- _EXERCISE GOAL_: Collect each line of the entries that holds the string "colors".

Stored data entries
--- --- ---

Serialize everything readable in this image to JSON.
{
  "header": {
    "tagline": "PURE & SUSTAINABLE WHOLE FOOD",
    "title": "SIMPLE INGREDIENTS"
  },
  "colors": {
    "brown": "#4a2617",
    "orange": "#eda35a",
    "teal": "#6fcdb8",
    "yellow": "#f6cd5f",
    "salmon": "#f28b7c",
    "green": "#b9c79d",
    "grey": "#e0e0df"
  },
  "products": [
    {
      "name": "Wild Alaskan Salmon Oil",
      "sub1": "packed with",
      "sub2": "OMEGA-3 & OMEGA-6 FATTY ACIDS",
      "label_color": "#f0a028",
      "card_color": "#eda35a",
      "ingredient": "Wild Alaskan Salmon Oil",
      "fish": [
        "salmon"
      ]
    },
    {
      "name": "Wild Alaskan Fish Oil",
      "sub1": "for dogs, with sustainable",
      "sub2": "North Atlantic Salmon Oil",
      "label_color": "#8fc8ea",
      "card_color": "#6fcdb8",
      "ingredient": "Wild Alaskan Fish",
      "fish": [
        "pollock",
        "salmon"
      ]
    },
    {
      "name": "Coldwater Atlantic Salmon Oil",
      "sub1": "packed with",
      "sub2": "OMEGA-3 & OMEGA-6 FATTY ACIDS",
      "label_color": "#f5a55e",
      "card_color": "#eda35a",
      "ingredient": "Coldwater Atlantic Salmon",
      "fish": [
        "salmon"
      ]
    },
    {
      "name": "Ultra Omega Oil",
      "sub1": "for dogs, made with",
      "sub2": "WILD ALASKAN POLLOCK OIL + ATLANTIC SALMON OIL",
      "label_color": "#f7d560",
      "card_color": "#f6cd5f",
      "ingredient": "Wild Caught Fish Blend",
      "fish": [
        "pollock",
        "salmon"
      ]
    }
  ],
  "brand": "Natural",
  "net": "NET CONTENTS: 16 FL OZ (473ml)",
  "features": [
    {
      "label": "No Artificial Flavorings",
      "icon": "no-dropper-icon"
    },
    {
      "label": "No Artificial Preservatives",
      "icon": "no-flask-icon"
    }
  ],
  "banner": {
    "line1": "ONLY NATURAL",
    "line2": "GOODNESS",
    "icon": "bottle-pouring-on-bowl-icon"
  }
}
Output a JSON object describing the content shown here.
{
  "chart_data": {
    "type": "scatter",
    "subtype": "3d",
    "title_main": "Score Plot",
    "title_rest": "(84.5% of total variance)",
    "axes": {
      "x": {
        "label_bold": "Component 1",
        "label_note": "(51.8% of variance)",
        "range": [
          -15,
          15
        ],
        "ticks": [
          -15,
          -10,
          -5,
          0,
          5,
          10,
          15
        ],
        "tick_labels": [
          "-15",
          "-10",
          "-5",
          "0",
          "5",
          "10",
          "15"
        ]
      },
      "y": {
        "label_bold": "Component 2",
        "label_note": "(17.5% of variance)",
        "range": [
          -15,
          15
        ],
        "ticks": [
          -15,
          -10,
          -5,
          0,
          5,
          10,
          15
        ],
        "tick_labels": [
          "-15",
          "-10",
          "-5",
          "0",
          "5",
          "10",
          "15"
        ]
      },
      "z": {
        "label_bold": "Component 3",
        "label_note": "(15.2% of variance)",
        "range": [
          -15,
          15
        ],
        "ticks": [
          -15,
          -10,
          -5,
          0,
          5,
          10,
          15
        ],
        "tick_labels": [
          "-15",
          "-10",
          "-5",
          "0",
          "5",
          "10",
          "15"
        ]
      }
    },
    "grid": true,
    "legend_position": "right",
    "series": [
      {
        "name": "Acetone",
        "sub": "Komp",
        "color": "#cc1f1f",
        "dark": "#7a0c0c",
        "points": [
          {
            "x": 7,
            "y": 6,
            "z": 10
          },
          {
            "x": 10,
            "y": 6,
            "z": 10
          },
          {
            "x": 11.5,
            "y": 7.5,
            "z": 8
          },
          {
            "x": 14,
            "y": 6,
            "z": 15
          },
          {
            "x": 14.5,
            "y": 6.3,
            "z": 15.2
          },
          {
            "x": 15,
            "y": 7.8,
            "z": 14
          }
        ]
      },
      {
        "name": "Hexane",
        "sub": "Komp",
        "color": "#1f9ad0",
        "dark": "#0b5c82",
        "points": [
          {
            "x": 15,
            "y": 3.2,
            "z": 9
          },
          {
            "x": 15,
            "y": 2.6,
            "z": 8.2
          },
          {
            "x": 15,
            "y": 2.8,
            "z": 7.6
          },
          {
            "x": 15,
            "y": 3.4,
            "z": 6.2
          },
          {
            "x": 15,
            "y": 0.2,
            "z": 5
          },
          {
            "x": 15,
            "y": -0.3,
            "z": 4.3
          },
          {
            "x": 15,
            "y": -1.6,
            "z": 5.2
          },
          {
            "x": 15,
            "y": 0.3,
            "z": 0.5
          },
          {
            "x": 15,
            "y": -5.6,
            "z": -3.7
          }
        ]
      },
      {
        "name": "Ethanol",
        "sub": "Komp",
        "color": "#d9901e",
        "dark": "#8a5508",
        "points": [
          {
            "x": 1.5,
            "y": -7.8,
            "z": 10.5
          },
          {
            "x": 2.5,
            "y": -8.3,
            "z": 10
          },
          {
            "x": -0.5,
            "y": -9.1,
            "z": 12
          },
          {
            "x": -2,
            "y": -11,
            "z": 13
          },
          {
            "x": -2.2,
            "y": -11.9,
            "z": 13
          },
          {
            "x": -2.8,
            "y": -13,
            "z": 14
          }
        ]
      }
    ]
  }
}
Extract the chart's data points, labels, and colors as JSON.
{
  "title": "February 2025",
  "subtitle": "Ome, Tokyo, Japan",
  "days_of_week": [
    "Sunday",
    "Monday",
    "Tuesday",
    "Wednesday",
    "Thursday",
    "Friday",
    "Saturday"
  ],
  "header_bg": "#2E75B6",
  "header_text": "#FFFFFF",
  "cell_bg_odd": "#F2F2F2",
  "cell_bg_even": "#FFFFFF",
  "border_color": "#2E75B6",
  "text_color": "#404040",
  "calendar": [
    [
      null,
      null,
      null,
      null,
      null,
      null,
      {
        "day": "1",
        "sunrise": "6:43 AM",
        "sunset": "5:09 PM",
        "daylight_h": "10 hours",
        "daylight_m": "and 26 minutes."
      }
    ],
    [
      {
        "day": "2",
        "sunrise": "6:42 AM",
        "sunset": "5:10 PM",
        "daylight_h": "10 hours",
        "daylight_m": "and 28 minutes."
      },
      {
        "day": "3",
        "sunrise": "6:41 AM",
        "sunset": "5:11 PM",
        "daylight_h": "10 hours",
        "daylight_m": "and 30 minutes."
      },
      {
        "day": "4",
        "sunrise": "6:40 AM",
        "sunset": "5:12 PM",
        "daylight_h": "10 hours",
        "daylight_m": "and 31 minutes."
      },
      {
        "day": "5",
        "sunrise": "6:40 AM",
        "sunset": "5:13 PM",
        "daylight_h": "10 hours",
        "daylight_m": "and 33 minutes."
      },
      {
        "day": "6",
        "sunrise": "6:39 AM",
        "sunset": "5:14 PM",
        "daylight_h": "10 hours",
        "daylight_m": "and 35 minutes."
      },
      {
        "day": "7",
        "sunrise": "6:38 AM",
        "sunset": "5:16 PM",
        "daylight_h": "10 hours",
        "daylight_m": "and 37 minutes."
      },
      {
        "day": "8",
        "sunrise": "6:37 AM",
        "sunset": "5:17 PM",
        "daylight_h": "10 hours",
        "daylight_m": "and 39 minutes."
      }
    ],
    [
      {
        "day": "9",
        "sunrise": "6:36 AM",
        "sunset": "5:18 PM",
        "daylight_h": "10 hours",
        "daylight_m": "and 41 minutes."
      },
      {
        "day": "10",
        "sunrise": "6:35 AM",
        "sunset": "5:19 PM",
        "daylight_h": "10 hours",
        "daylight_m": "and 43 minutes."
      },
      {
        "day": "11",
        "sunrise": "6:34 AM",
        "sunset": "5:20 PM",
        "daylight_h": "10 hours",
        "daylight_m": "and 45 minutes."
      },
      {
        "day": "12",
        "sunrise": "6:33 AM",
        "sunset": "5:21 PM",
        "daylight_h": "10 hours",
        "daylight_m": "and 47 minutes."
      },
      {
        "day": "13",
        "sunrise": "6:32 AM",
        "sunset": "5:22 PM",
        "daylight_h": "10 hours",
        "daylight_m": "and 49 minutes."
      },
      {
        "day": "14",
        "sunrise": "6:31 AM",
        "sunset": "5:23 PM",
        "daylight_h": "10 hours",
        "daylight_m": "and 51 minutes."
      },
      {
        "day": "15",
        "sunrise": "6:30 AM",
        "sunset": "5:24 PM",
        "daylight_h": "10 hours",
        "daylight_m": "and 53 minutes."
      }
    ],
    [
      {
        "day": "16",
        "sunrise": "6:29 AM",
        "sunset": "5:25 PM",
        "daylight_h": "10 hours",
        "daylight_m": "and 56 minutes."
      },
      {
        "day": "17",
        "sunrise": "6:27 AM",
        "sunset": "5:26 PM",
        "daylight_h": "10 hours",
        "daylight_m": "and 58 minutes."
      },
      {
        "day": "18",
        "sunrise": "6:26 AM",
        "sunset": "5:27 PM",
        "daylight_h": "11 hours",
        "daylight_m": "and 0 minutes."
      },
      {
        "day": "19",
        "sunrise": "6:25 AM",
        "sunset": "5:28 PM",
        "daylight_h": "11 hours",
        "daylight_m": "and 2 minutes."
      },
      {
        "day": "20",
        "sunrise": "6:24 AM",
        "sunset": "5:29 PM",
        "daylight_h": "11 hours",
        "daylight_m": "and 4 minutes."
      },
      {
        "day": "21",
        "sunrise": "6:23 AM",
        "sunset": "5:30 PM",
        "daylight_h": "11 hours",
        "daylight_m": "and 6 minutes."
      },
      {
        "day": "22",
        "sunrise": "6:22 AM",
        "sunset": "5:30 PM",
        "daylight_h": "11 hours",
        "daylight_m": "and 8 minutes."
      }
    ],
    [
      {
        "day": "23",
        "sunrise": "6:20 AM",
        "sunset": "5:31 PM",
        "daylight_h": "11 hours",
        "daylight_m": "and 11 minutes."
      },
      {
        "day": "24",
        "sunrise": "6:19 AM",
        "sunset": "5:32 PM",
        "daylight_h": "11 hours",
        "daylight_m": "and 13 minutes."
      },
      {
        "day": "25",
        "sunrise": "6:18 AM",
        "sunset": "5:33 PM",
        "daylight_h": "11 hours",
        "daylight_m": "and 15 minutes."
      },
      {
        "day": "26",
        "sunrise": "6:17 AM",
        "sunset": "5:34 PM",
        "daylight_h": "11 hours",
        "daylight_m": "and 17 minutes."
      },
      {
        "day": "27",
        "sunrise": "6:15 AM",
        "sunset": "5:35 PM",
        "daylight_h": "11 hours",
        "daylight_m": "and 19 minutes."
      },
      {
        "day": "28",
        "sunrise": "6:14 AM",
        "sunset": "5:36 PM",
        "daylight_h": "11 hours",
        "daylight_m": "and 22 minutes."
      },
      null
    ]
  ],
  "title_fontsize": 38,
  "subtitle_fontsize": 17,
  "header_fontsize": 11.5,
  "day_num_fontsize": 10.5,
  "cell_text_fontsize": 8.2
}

--- --- ---

- _FULL OUTPUT_:
  "colors": {
Extract the chart's data points, labels, and colors as JSON.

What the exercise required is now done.